Task directions
Pick up the NumPy data type tutorial below at its final line and keep writing it.

Example 2- Create an array with data type 4 bytes integer:
import numpy as np
arr = np.array([1, 2, 3, 4], dtype='i4')
print(arr)
print(arr.dtype)
Output: [1 2 3 4]
int32
What if a value cannot be converted? - If a type is given in which elements can't be casted then NumPy will raise a ValueError. In Python ValueError is raised when the type of passed argument to a function is unexpected/incorrect.
Converting data type on existing arrays
The best way to change the data type of an existing array, is to make a copy of the array with the astype() method. The astype() function creates a copy of the array, and allows you to specify the data type as a parameter.
The data type can be specified using a string, like 'f' for float, 'i' for integer etc or you can use the data type directly like float for float and int for integer.
Change data type from float to integer by using 'i' as parameter value:
import numpy as np
arr = np.array([1.1, 2.1, 3.1])
newarr = arr.astype('i')
print(newarr)
print(newarr.dtype)

Data shown
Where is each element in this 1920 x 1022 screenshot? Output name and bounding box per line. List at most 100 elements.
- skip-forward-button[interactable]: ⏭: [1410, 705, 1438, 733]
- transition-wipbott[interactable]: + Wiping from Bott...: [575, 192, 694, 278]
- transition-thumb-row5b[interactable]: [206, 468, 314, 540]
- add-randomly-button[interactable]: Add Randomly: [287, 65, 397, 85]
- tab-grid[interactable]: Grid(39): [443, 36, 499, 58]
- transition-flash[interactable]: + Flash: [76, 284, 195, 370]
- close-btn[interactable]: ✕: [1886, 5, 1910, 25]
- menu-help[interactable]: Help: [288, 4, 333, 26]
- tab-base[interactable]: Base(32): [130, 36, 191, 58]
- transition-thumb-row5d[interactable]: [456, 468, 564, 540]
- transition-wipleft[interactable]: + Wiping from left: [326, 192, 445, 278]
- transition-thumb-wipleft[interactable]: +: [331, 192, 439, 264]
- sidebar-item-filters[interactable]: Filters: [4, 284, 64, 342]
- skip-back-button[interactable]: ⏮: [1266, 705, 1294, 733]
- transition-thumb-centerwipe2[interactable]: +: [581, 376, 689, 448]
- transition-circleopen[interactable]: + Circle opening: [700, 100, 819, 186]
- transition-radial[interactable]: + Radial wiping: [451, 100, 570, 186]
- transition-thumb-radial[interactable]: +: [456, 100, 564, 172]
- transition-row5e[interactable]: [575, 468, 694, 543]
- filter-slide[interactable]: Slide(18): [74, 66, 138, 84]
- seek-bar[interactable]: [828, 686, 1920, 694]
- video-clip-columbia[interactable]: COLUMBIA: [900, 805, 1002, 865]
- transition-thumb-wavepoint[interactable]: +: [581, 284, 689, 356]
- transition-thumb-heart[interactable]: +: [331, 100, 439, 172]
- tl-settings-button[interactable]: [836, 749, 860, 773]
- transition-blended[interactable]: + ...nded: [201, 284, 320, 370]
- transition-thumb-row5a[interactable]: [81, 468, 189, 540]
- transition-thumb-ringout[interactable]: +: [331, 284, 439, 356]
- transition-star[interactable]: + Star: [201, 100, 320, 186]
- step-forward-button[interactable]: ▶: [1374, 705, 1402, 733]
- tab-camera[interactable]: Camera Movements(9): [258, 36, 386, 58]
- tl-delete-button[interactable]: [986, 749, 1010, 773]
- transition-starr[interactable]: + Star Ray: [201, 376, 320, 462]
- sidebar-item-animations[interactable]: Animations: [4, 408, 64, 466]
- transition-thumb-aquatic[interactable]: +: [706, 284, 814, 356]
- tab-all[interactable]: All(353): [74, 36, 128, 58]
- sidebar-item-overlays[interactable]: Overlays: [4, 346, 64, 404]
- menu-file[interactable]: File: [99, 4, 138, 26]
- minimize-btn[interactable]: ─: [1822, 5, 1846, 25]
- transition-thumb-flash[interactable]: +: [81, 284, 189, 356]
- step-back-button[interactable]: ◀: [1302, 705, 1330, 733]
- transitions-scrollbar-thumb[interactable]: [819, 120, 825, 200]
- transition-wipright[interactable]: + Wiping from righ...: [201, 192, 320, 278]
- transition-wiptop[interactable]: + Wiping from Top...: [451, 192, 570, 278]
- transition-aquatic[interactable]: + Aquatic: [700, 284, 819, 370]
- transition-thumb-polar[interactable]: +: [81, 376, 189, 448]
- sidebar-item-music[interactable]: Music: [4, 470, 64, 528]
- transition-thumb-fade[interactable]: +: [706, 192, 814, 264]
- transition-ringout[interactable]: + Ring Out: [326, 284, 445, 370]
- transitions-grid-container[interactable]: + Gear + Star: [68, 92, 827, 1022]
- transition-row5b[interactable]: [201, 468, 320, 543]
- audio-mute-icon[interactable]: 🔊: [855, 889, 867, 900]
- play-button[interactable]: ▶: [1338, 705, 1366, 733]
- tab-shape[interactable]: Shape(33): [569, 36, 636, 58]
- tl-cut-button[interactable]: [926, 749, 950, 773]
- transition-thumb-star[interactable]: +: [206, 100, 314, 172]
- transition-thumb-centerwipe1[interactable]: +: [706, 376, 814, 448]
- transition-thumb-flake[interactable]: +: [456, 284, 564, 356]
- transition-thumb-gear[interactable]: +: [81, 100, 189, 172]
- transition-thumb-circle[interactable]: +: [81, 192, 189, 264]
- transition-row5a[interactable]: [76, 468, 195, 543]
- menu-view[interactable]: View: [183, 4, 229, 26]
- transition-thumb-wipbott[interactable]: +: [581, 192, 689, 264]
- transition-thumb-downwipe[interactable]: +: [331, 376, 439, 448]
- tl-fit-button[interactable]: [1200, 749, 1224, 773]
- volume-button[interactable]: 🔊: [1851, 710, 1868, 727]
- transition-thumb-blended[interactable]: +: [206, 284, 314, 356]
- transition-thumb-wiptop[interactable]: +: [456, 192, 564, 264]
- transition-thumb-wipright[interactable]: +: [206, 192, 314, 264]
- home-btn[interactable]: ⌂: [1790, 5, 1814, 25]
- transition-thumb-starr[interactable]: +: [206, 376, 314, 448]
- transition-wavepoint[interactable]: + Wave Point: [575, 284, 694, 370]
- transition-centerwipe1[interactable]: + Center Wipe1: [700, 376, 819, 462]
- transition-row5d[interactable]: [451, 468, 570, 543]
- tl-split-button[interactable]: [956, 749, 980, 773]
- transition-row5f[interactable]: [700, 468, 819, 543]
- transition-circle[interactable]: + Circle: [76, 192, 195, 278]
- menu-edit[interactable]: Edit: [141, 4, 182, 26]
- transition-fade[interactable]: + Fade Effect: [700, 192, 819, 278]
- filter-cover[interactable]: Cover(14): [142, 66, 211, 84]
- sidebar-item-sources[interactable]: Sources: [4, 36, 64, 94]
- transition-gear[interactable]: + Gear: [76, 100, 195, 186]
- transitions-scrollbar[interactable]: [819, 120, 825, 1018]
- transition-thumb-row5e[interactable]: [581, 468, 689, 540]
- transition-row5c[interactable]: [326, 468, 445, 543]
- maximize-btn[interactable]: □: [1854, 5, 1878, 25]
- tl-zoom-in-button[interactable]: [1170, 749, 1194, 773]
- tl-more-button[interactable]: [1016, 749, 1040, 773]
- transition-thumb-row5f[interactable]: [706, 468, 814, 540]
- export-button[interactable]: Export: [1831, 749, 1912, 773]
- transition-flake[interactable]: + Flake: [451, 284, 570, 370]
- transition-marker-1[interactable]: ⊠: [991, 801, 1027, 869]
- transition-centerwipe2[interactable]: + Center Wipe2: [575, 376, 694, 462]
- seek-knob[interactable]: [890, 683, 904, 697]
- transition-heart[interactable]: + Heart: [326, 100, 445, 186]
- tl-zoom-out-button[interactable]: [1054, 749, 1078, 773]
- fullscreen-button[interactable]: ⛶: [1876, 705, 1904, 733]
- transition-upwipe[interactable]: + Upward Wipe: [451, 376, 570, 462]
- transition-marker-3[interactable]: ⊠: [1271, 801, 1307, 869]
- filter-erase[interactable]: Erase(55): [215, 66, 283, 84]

Answer for this exercise
Output: [1 2 3]
int32
Change data type from float to integer by using int as parameter value:
import numpy as np
arr = np.array([1.1, 2.1, 3.1])
newarr = arr.astype(int)
print(newarr)
print(newarr.dtype)
Output: [1 2 3]
int64
Change data type from integer to boolean:
import numpy as np
arr = np.array([1, 0, 3])
newarr = arr.astype(bool)
print(newarr)
print(newarr.dtype)
Output: [True False True]
bool
Copy vs View
The main difference between a copy and a view of an array is that the copy is a new array, and the view is just a view of the original array.
The copy owns the data and any changes made to the copy will not affect original array, and any changes made to the original array will not affect the copy.
The view does not own the data and any changes made to the view will affect the original array, and any changes made to the original array will affect the view.
COPY
Make a copy, change the original array, and display both arrays:
import numpy as np
arr = np.array([1, 2, 3, 4, 5])
x = arr.copy()
arr[0] = 42
print(arr)
print(x)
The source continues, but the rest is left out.